WHAT THE EXERCISE ASKS: Repeat each line exactly, leaving nothing out.

DATA TO USE:
>> start

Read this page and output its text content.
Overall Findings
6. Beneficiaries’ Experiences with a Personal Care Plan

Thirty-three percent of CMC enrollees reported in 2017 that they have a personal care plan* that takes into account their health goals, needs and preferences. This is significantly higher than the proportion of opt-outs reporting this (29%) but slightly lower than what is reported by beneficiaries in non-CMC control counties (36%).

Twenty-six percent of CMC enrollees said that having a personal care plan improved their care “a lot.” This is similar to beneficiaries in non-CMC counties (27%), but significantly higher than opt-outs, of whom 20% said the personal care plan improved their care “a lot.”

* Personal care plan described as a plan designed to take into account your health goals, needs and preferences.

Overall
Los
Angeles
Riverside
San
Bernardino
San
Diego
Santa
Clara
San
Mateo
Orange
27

>> end

OUTPUT FOR THIS EXERCISE:
Read this page and output its text content.
Overall Findings
6. Beneficiaries’ Experiences with a Personal Care Plan

Thirty-three percent of CMC enrollees reported in 2017 that they have a personal care plan* that takes into account their health goals, needs and preferences. This is significantly higher than the proportion of opt-outs reporting this (29%) but slightly lower than what is reported by beneficiaries in non-CMC control counties (36%).

Twenty-six percent of CMC enrollees said that having a personal care plan improved their care “a lot.” This is similar to beneficiaries in non-CMC counties (27%), but significantly higher than opt-outs, of whom 20% said the personal care plan improved their care “a lot.”

* Personal care plan described as a plan designed to take into account your health goals, needs and preferences.

Overall
Los
Angeles
Riverside
San
Bernardino
San
Diego
Santa
Clara
San
Mateo
Orange
27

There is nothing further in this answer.